EXERCISE INSTRUCTIONS –
1. Answer these questions from the guide on adding a project to Jenkins:
(a) Which repos does Jenkins auto-discover?
(b) Which shared library step picks the build environment automatically?
(c) For multiple languages in the same stage, what file goes in the repo root?
2. Can you retype the guide on adding a project to Jenkins, everything from "Adding a Project¶" down to "UI configuration required."?

SOURCE EXTRACT –
--- START ---

Adding a Project¶
Once Jenkins is running, onboarding a new repo is minimal. Jenkins auto-discovers any repo containing a Jenkinsfile — no Jenkins UI configuration required.
Steps¶
1. Add a Jenkinsfile to the repo¶
With shared library (recommended — after Phase 2):
The shared library's detectAgent() step picks the right build environment automatically based on files it finds in the repo. No agent declaration needed:
@Library('shared') _
pipeline {
agent { script { detectAgent() } }
stages {
stage('Test') { steps { runTests() } }
stage('Update Changelog') { when { branch 'main' }
steps { generateChangelog() } }
stage('Deploy Docs') { when { branch 'main' }
steps { deployMkdocs() } }
}
}
Without shared library (Phase 1 / manual):
Single language — use a pre-defined label:
Multi-language in different stages — use agent none with per-stage labels:
pipeline {
agent none
stages {
stage('Backend') { agent { label 'python-3.14' } steps { sh 'pytest' } }
stage('Frontend') { agent { label 'node-20' } steps { sh 'npm test' } }
}
}
Multi-language in the same stage — add a Dockerfile.ci to the repo root (see below).

--- END ---

RECORD EXCERPTS –
--- START ---

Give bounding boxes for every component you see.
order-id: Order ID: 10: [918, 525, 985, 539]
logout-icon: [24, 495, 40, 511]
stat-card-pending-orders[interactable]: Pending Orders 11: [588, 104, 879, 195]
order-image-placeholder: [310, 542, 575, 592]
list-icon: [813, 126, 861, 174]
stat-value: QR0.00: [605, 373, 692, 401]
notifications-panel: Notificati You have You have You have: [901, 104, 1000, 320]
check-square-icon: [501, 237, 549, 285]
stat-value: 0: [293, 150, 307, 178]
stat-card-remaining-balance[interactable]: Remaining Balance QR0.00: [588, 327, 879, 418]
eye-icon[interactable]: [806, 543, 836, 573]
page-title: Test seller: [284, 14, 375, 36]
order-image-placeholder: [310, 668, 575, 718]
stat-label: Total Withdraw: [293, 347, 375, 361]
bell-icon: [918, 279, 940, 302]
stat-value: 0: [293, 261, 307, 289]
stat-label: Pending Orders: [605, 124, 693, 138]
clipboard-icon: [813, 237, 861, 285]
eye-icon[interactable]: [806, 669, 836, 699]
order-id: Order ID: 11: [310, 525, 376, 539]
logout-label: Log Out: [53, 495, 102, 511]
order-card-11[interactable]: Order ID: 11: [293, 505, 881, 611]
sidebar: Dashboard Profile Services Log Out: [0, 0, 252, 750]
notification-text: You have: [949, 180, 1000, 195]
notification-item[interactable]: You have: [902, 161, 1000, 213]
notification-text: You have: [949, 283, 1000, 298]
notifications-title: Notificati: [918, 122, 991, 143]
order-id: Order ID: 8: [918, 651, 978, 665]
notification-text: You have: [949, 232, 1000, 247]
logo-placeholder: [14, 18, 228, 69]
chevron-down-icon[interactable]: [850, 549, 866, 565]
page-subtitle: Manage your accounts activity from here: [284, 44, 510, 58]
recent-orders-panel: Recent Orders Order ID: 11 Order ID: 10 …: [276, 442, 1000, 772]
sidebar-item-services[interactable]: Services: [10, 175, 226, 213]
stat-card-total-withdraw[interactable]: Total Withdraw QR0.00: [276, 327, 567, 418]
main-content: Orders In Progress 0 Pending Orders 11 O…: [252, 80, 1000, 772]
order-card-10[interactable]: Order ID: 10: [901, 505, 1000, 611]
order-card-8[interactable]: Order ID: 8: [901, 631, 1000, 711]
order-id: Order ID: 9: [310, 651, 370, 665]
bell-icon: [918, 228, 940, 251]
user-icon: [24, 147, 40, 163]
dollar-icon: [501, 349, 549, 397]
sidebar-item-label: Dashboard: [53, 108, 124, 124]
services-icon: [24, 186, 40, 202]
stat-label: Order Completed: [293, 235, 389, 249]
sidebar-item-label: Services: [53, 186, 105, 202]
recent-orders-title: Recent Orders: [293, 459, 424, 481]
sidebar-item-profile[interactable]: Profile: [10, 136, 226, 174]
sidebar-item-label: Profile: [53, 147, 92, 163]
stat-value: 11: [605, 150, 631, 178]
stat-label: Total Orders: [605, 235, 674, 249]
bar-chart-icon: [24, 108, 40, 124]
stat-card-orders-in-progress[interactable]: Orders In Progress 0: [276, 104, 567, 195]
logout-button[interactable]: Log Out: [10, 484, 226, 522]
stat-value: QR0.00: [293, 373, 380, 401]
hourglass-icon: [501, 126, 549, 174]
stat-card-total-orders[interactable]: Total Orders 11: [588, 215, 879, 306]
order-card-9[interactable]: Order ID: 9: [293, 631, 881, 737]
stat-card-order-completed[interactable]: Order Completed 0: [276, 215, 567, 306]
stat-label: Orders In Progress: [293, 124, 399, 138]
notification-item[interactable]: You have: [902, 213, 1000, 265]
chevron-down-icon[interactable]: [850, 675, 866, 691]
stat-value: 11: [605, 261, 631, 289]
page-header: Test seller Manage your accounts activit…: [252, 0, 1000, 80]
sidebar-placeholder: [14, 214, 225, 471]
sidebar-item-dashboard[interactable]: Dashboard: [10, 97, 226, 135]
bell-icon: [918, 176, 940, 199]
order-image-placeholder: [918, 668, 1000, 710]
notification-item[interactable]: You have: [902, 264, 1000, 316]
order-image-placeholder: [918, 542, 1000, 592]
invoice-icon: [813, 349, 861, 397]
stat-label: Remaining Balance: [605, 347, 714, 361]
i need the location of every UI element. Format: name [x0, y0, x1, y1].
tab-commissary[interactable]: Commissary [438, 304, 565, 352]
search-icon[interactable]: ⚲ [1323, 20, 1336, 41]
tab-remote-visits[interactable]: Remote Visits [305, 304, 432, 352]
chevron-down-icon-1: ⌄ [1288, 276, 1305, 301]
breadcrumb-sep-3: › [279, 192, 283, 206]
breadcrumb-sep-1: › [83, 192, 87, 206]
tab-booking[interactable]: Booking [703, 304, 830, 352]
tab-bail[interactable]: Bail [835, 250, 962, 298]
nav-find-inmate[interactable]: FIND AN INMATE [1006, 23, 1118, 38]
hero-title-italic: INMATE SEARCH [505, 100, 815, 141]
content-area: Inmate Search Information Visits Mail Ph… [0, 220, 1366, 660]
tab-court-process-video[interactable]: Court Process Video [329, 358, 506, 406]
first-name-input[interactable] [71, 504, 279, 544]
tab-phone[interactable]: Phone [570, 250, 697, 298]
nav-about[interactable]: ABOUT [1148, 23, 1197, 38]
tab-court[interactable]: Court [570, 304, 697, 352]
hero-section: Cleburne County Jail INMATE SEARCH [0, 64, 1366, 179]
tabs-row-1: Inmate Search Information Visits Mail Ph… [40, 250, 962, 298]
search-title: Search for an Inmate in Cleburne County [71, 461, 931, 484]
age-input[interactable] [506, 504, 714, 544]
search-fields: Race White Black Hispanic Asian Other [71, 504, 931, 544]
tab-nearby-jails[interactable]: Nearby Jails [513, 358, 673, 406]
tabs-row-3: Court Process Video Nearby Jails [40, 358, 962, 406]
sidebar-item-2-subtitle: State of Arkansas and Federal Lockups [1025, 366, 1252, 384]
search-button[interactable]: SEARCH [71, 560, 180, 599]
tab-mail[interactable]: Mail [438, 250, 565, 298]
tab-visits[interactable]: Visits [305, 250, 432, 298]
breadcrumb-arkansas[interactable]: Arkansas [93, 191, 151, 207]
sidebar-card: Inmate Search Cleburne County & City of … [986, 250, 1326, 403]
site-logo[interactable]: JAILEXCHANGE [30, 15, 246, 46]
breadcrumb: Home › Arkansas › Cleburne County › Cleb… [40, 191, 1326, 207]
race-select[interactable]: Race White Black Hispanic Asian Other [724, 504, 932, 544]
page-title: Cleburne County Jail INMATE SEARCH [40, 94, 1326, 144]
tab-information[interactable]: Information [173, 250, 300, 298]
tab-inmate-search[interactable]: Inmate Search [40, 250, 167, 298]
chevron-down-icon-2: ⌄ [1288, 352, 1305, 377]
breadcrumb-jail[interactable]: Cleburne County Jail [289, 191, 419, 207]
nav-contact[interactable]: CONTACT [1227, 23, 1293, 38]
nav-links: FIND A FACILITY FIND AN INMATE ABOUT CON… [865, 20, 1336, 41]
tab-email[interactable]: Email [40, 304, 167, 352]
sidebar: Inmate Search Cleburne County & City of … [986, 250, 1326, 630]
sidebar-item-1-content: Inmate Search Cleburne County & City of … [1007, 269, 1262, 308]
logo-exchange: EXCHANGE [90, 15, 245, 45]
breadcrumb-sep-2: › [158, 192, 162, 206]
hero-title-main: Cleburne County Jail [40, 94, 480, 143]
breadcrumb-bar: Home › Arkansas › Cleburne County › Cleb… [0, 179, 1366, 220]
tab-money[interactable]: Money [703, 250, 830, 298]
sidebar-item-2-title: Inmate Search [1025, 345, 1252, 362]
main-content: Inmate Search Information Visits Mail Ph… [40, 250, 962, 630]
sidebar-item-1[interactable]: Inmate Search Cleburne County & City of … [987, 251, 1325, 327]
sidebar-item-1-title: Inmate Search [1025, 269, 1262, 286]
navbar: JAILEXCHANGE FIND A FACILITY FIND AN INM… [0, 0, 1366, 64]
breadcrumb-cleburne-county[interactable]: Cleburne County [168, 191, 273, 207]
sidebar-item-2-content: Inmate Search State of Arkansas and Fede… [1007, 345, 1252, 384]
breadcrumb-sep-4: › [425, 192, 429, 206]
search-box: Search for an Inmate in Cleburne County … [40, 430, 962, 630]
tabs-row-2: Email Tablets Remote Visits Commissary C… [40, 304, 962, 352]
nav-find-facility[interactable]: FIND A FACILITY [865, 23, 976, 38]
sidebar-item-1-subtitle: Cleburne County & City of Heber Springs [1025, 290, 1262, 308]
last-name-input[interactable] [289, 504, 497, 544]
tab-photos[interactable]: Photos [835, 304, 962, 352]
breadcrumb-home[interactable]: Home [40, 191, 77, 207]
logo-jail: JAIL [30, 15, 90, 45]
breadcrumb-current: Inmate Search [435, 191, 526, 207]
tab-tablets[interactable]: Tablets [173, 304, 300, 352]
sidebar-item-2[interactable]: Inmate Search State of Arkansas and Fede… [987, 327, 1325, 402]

--- END ---

ANSWERS PROVIDED –
1.
(a) Any repo containing a Jenkinsfile.
(b) detectAgent().
(c) A Dockerfile.ci.

2.
Adding a Project¶
Once Jenkins is running, onboarding a new repo is minimal. Jenkins auto-discovers any repo containing a Jenkinsfile — no Jenkins UI configuration required.